=== EXTRACT ===

Julien Vermillard wrote:
Hi,
Following an IRC convo, between alex, tazle and me :
We had a few complaint recently about remaining unclosed socket and
thread after multiple connection using the NioSocketConnector or simply
the AsyncHttpClient not releasing correctly file descriptor on linux.
Indeed - on my machine two NioSocketProcessors and one
NioSocketConnector each each seem to leak three fds per AHC connect()
invocation, plus two fds of some unix socket, the cause of which I don't
know.
The problem for AsyncHttpClient is was because each connection create a
NioSocketConnector and forget to .dispose() it.
My idea was to call dispose() in the sessionClosed() handler of
HttpIoHandler, but this proved to cause a deadlock - the Worker of one
of the NioSocketProcessors called sessionClosed(), but as a result of
the dispose() call was expected to handle the disposition of the
NioSocketProcessor in blocking fashion as well, thus blocking on itself.
When you connect and close a session a thread will remain in the
threadpool for 1 minute (it's the default behaviour), you can still
overide it specifying another Executorfilter behaviour.
The file descriptors reserved didn't seem to go anywhere after a minute.
BTW AHC is using 1 SocketConnector per AHC instance, I think it should
be changed to share it.
I think the AHC take some sort of context object, containing the
NioSocketConnector with appropriate filter chain.

===

▶ **LIST OF TASKS**
1. From the message about unclosed sockets, reproduce the passage starting with "The problem for" and going on through "after a minute.".
2. In the message about unclosed sockets, what resulted from calling dispose() in the sessionClosed() handler of HttpIoHandler?
3. List every distinct method name that the message about unclosed sockets writes with parentheses.

=== DATA SECTION ===

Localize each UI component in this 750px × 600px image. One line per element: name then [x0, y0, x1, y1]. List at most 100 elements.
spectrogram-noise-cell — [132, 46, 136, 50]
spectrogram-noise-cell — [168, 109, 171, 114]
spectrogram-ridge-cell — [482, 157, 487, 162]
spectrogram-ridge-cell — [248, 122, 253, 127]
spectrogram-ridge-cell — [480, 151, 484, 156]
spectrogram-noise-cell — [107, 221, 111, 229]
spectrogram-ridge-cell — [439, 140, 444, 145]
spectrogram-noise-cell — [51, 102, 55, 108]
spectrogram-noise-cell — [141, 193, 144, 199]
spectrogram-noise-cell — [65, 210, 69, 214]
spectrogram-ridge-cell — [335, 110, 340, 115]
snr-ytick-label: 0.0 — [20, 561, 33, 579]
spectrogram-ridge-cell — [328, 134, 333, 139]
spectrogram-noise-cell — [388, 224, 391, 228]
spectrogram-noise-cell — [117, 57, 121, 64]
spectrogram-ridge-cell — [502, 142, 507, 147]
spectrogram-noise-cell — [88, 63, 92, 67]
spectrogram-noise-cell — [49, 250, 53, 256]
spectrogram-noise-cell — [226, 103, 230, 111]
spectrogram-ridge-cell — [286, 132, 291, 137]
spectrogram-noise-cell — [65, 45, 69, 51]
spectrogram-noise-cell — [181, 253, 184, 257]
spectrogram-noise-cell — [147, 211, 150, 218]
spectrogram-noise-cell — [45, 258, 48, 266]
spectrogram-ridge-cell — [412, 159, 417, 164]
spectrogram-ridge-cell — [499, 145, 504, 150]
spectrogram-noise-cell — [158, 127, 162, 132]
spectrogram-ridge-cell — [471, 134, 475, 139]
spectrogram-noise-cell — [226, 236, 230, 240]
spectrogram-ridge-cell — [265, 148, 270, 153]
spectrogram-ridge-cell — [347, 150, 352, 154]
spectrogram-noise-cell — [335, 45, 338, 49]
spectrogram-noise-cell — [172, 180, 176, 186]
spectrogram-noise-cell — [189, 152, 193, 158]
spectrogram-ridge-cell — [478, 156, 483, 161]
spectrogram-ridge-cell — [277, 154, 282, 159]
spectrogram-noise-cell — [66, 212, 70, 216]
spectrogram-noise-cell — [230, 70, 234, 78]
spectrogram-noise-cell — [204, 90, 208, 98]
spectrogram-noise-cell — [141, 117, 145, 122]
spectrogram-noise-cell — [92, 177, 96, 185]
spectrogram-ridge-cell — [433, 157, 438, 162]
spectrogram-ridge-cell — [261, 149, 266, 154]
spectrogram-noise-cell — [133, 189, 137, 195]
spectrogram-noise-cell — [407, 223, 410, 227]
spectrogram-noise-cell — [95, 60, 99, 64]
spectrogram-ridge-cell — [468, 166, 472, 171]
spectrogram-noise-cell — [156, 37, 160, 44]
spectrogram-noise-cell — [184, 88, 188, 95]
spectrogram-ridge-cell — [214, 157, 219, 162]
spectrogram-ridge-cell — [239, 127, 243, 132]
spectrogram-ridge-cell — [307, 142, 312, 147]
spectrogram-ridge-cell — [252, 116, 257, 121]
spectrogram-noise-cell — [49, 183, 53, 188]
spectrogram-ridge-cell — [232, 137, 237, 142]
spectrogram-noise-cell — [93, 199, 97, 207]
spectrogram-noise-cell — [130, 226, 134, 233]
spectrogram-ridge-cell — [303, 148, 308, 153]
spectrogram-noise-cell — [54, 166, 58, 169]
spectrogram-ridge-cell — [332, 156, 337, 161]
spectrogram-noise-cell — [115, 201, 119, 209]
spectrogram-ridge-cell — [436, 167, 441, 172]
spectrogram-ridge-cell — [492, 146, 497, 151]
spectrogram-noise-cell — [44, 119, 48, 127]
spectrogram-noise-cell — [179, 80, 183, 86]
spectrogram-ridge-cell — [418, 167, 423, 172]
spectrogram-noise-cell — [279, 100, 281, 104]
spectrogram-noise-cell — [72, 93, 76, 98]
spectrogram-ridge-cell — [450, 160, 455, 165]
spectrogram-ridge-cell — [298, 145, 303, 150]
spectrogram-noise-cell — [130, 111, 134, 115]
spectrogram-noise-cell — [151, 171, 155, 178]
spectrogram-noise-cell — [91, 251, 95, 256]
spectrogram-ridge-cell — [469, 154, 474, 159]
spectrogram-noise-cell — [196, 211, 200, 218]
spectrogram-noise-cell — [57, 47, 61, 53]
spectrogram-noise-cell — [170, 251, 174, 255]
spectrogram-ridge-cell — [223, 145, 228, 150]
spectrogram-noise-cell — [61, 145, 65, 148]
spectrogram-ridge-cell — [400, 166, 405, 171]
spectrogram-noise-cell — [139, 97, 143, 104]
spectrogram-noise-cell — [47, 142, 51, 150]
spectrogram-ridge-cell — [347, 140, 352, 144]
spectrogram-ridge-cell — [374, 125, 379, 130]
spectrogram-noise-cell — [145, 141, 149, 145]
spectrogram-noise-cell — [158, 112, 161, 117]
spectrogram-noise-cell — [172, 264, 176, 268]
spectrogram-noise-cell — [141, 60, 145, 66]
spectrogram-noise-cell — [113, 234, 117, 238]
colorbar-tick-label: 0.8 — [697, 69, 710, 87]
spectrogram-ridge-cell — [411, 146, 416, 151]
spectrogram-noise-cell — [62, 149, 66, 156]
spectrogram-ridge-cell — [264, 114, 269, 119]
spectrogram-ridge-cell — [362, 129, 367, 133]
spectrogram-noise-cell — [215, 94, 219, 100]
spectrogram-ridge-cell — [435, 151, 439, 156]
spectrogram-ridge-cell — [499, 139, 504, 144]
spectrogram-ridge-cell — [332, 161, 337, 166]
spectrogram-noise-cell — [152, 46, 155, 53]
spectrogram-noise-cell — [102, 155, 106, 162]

===

▶ **WRITTEN ANSWERS**
1.
The problem for AsyncHttpClient is was because each connection create a
NioSocketConnector and forget to .dispose() it.
My idea was to call dispose() in the sessionClosed() handler of
HttpIoHandler, but this proved to cause a deadlock - the Worker of one
of the NioSocketProcessors called sessionClosed(), but as a result of
the dispose() call was expected to handle the disposition of the
NioSocketProcessor in blocking fashion as well, thus blocking on itself.
When you connect and close a session a thread will remain in the
threadpool for 1 minute (it's the default behaviour), you can still
overide it specifying another Executorfilter behaviour.
The file descriptors reserved didn't seem to go anywhere after a minute.

2. It caused a deadlock.

3. connect(), dispose(), sessionClosed()